» **WORK TO BE COMPLETED**: Can you extract the lines of every row below and reproduce them word for word, leaving out the pictures?

## Begin TASK INPUTS

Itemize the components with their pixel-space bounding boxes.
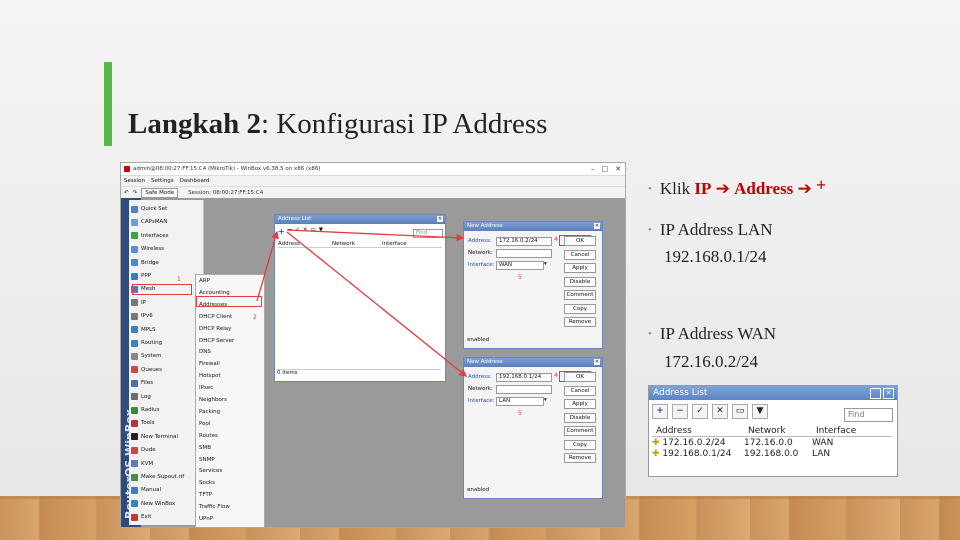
comment-icon[interactable]: ▭ (732, 403, 748, 419)
bullet-dot: • (648, 183, 652, 195)
table-row[interactable]: ✚ 192.168.0.1/24 192.168.0.0 LAN (652, 449, 892, 459)
col-network[interactable]: Network (748, 426, 816, 436)
menu-settings[interactable]: Settings (151, 178, 174, 184)
close-icon[interactable]: ✕ (883, 388, 894, 399)
page-title: Langkah 2: Konfigurasi IP Address (128, 108, 547, 141)
zoom-header: Address Network Interface (652, 426, 892, 437)
session-label: Session: 08:00:27:FF:15:C4 (188, 189, 264, 196)
find-input[interactable]: Find (844, 408, 893, 422)
arrow-to-add (256, 230, 279, 302)
accent-bar (104, 62, 112, 146)
row-interface: LAN (812, 449, 831, 459)
bullet-klik: • Klik IP ➔ Address ➔ + (648, 175, 827, 199)
bullet-text: IP Address WAN (659, 324, 777, 343)
minimize-icon[interactable]: – (591, 165, 595, 173)
bullet-wan: • IP Address WAN (648, 324, 776, 344)
winbox-app-icon (124, 166, 130, 172)
disable-icon[interactable]: ✕ (712, 403, 728, 419)
annotation-arrows (256, 229, 468, 377)
row-address: ✚ 192.168.0.1/24 (652, 449, 732, 459)
bullet-text: Klik (659, 179, 695, 198)
arrow-to-wan (286, 229, 465, 242)
winbox-screenshot: admin@08:00:27:FF:15:C4 (MikroTik) - Win… (120, 162, 626, 528)
arrow-to-lan (286, 231, 468, 377)
filter-icon[interactable]: ▼ (752, 403, 768, 419)
maximize-icon[interactable] (870, 388, 881, 399)
arrow-right-icon: ➔ (797, 179, 812, 198)
arrow-right-icon: ➔ (715, 179, 730, 198)
address-list-zoom: Address List ✕ + − ✓ ✕ ▭ ▼ Find Address … (648, 385, 898, 477)
add-icon[interactable]: + (652, 403, 668, 419)
bullet-dot: • (648, 328, 652, 340)
menu-dashboard[interactable]: Dashboard (180, 178, 210, 184)
col-interface[interactable]: Interface (816, 426, 856, 436)
bullet-dot: • (648, 224, 652, 236)
remove-icon[interactable]: − (672, 403, 688, 419)
safe-mode-button[interactable]: Safe Mode (141, 187, 179, 198)
bullet-text: IP Address LAN (659, 220, 773, 239)
menu-session[interactable]: Session (124, 178, 145, 184)
title-bold: Langkah 2 (128, 108, 261, 140)
bullet-lan: • IP Address LAN (648, 220, 773, 240)
zoom-titlebar: Address List ✕ (649, 386, 897, 400)
table-row[interactable]: ✚ 172.16.0.2/24 172.16.0.0 WAN (652, 438, 892, 448)
row-interface: WAN (812, 438, 834, 448)
bullet-address: Address (734, 179, 794, 198)
enable-icon[interactable]: ✓ (692, 403, 708, 419)
row-network: 192.168.0.0 (744, 449, 799, 459)
close-icon[interactable]: ✕ (615, 165, 621, 173)
lan-address: 192.168.0.1/24 (664, 247, 767, 266)
plus-icon: + (816, 175, 827, 195)
maximize-icon[interactable]: □ (602, 165, 609, 173)
row-address: ✚ 172.16.0.2/24 (652, 438, 726, 448)
bullet-ip: IP (694, 179, 712, 198)
redo-icon[interactable]: ↷ (133, 190, 138, 196)
menu-bar: Session Settings Dashboard (121, 176, 625, 187)
wan-address: 172.16.0.2/24 (664, 352, 758, 371)
row-network: 172.16.0.0 (744, 438, 793, 448)
window-controls: – □ ✕ (591, 165, 625, 173)
col-address[interactable]: Address (652, 426, 748, 436)
undo-icon[interactable]: ↶ (124, 190, 129, 196)
window-titlebar: admin@08:00:27:FF:15:C4 (MikroTik) - Win… (121, 163, 625, 176)
title-rest: : Konfigurasi IP Address (260, 108, 548, 140)
window-title: admin@08:00:27:FF:15:C4 (MikroTik) - Win… (133, 166, 321, 172)
workspace: RouterOS WinBox Quick SetCAPsMANInterfac… (121, 198, 625, 527)
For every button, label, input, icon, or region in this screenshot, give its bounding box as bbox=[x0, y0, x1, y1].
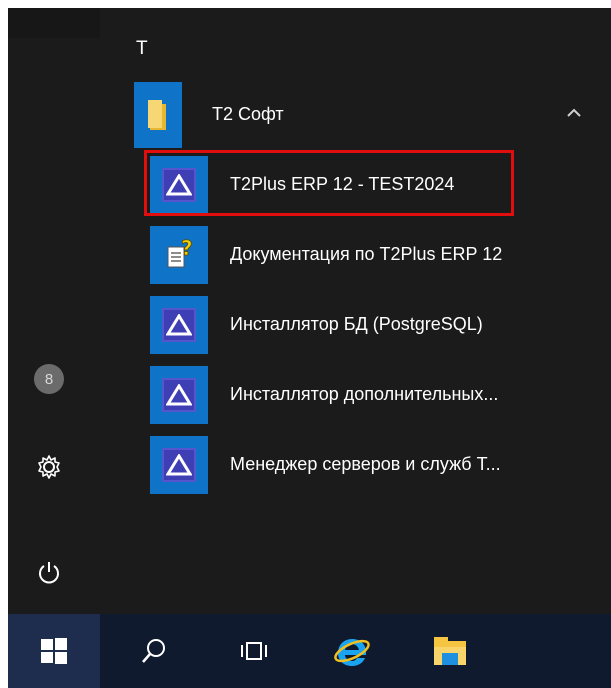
t2plus-delta-icon bbox=[150, 366, 208, 424]
power-icon[interactable] bbox=[34, 558, 64, 588]
folder-icon bbox=[134, 82, 182, 148]
avatar-glyph: 8 bbox=[44, 370, 54, 388]
app-list: T T2 Софт T2Plus ERP 12 - TEST2024 ? Док… bbox=[100, 8, 611, 614]
chevron-up-icon[interactable] bbox=[565, 106, 583, 120]
app-item-t2plus-test2024[interactable]: T2Plus ERP 12 - TEST2024 bbox=[144, 150, 611, 218]
folder-label: T2 Софт bbox=[212, 104, 284, 124]
app-label: Документация по T2Plus ERP 12 bbox=[230, 244, 503, 264]
file-explorer-icon[interactable] bbox=[412, 614, 488, 688]
windows-start-icon[interactable] bbox=[8, 614, 100, 688]
app-item-server-manager[interactable]: Менеджер серверов и служб Т... bbox=[146, 432, 611, 498]
app-item-db-installer[interactable]: Инсталлятор БД (PostgreSQL) bbox=[146, 292, 611, 358]
start-menu: 8 T T2 Софт T2Plus ERP 12 - TEST2024 ? Д… bbox=[8, 8, 611, 614]
folder-row-t2-soft[interactable]: T2 Софт bbox=[134, 82, 611, 148]
svg-text:?: ? bbox=[181, 237, 193, 260]
app-item-additional-installer[interactable]: Инсталлятор дополнительных... bbox=[146, 362, 611, 428]
gear-icon[interactable] bbox=[34, 452, 64, 482]
taskbar bbox=[8, 614, 611, 688]
user-avatar-icon[interactable]: 8 bbox=[34, 364, 64, 394]
task-view-icon[interactable] bbox=[216, 614, 292, 688]
group-letter-header[interactable]: T bbox=[136, 38, 148, 60]
t2plus-delta-icon bbox=[150, 156, 208, 214]
search-icon[interactable] bbox=[116, 614, 192, 688]
rail-top-shade bbox=[8, 8, 100, 38]
start-left-rail: 8 bbox=[8, 8, 100, 614]
app-label: Инсталлятор БД (PostgreSQL) bbox=[230, 314, 483, 334]
t2plus-delta-icon bbox=[150, 436, 208, 494]
help-document-icon: ? bbox=[150, 226, 208, 284]
app-label: Менеджер серверов и служб Т... bbox=[230, 454, 501, 474]
app-label: T2Plus ERP 12 - TEST2024 bbox=[230, 174, 455, 194]
app-label: Инсталлятор дополнительных... bbox=[230, 384, 499, 404]
internet-explorer-icon[interactable] bbox=[314, 614, 390, 688]
app-item-documentation[interactable]: ? Документация по T2Plus ERP 12 bbox=[146, 222, 611, 288]
t2plus-delta-icon bbox=[150, 296, 208, 354]
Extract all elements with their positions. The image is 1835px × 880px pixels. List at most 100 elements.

## End TASK INPUTS

» **THE COMPLETED TASK**:
Itemize the components with their pixel-space bounding boxes.
comment-icon[interactable]: ▭ (732, 403, 748, 419)
bullet-dot: • (648, 183, 652, 195)
table-row[interactable]: ✚ 192.168.0.1/24 192.168.0.0 LAN (652, 449, 892, 459)
col-network[interactable]: Network (748, 426, 816, 436)
menu-settings[interactable]: Settings (151, 178, 174, 184)
close-icon[interactable]: ✕ (883, 388, 894, 399)
page-title: Langkah 2: Konfigurasi IP Address (128, 108, 547, 141)
zoom-header: Address Network Interface (652, 426, 892, 437)
session-label: Session: 08:00:27:FF:15:C4 (188, 189, 264, 196)
find-input[interactable]: Find (844, 408, 893, 422)
arrow-to-add (256, 230, 279, 302)
accent-bar (104, 62, 112, 146)
row-interface: LAN (812, 449, 831, 459)
bullet-klik: • Klik IP ➔ Address ➔ + (648, 175, 827, 199)
bullet-text: IP Address WAN (659, 324, 777, 343)
minimize-icon[interactable]: – (591, 165, 595, 173)
bullet-wan: • IP Address WAN (648, 324, 776, 344)
winbox-app-icon (124, 166, 130, 172)
disable-icon[interactable]: ✕ (712, 403, 728, 419)
annotation-arrows (256, 229, 468, 377)
row-address: ✚ 192.168.0.1/24 (652, 449, 732, 459)
bullet-text: Klik (659, 179, 695, 198)
arrow-to-wan (286, 229, 465, 242)
winbox-screenshot: admin@08:00:27:FF:15:C4 (MikroTik) - Win… (120, 162, 626, 528)
arrow-to-lan (286, 231, 468, 377)
filter-icon[interactable]: ▼ (752, 403, 768, 419)
maximize-icon[interactable] (870, 388, 881, 399)
arrow-right-icon: ➔ (797, 179, 812, 198)
arrow-right-icon: ➔ (715, 179, 730, 198)
address-list-zoom: Address List ✕ + − ✓ ✕ ▭ ▼ Find Address … (648, 385, 898, 477)
add-icon[interactable]: + (652, 403, 668, 419)
bullet-dot: • (648, 328, 652, 340)
menu-dashboard[interactable]: Dashboard (180, 178, 210, 184)
col-interface[interactable]: Interface (816, 426, 856, 436)
bullet-dot: • (648, 224, 652, 236)
remove-icon[interactable]: − (672, 403, 688, 419)
safe-mode-button[interactable]: Safe Mode (141, 187, 179, 198)
bullet-text: IP Address LAN (659, 220, 773, 239)
menu-session[interactable]: Session (124, 178, 145, 184)
title-bold: Langkah 2 (128, 108, 261, 140)
bullet-lan: • IP Address LAN (648, 220, 773, 240)
zoom-titlebar: Address List ✕ (649, 386, 897, 400)
table-row[interactable]: ✚ 172.16.0.2/24 172.16.0.0 WAN (652, 438, 892, 448)
row-interface: WAN (812, 438, 834, 448)
bullet-address: Address (734, 179, 794, 198)
enable-icon[interactable]: ✓ (692, 403, 708, 419)
row-network: 192.168.0.0 (744, 449, 799, 459)
close-icon[interactable]: ✕ (615, 165, 621, 173)
lan-address: 192.168.0.1/24 (664, 247, 767, 266)
plus-icon: + (816, 175, 827, 195)
maximize-icon[interactable]: □ (602, 165, 609, 173)
row-address: ✚ 172.16.0.2/24 (652, 438, 726, 448)
bullet-ip: IP (694, 179, 712, 198)
redo-icon[interactable]: ↷ (133, 190, 138, 196)
menu-bar: Session Settings Dashboard (121, 176, 625, 187)
wan-address: 172.16.0.2/24 (664, 352, 758, 371)
row-network: 172.16.0.0 (744, 438, 793, 448)
window-controls: – □ ✕ (591, 165, 625, 173)
col-address[interactable]: Address (652, 426, 748, 436)
undo-icon[interactable]: ↶ (124, 190, 129, 196)
window-titlebar: admin@08:00:27:FF:15:C4 (MikroTik) - Win… (121, 163, 625, 176)
title-rest: : Konfigurasi IP Address (260, 108, 548, 140)
window-title: admin@08:00:27:FF:15:C4 (MikroTik) - Win… (133, 166, 321, 172)
workspace: RouterOS WinBox Quick SetCAPsMANInterfac… (121, 198, 625, 527)
For every button, label, input, icon, or region in this screenshot, give its bounding box as bbox=[x0, y0, x1, y1].
t2plus-delta-icon bbox=[150, 366, 208, 424]
power-icon[interactable] bbox=[34, 558, 64, 588]
folder-icon bbox=[134, 82, 182, 148]
avatar-glyph: 8 bbox=[44, 370, 54, 388]
app-list: T T2 Софт T2Plus ERP 12 - TEST2024 ? Док… bbox=[100, 8, 611, 614]
chevron-up-icon[interactable] bbox=[565, 106, 583, 120]
app-item-t2plus-test2024[interactable]: T2Plus ERP 12 - TEST2024 bbox=[144, 150, 611, 218]
folder-label: T2 Софт bbox=[212, 104, 284, 124]
app-label: Документация по T2Plus ERP 12 bbox=[230, 244, 503, 264]
file-explorer-icon[interactable] bbox=[412, 614, 488, 688]
windows-start-icon[interactable] bbox=[8, 614, 100, 688]
app-item-server-manager[interactable]: Менеджер серверов и служб Т... bbox=[146, 432, 611, 498]
app-item-db-installer[interactable]: Инсталлятор БД (PostgreSQL) bbox=[146, 292, 611, 358]
start-menu: 8 T T2 Софт T2Plus ERP 12 - TEST2024 ? Д… bbox=[8, 8, 611, 614]
folder-row-t2-soft[interactable]: T2 Софт bbox=[134, 82, 611, 148]
svg-text:?: ? bbox=[181, 237, 193, 260]
app-item-additional-installer[interactable]: Инсталлятор дополнительных... bbox=[146, 362, 611, 428]
gear-icon[interactable] bbox=[34, 452, 64, 482]
taskbar bbox=[8, 614, 611, 688]
user-avatar-icon[interactable]: 8 bbox=[34, 364, 64, 394]
task-view-icon[interactable] bbox=[216, 614, 292, 688]
group-letter-header[interactable]: T bbox=[136, 38, 148, 60]
t2plus-delta-icon bbox=[150, 156, 208, 214]
search-icon[interactable] bbox=[116, 614, 192, 688]
rail-top-shade bbox=[8, 8, 100, 38]
start-left-rail: 8 bbox=[8, 8, 100, 614]
app-label: Инсталлятор БД (PostgreSQL) bbox=[230, 314, 483, 334]
t2plus-delta-icon bbox=[150, 436, 208, 494]
help-document-icon: ? bbox=[150, 226, 208, 284]
app-label: Менеджер серверов и служб Т... bbox=[230, 454, 501, 474]
app-label: T2Plus ERP 12 - TEST2024 bbox=[230, 174, 455, 194]
app-label: Инсталлятор дополнительных... bbox=[230, 384, 499, 404]
internet-explorer-icon[interactable] bbox=[314, 614, 390, 688]
app-item-documentation[interactable]: ? Документация по T2Plus ERP 12 bbox=[146, 222, 611, 288]
t2plus-delta-icon bbox=[150, 296, 208, 354]
Extract all elements with their positions. The image is 1835px × 880px pixels. List at most 100 elements.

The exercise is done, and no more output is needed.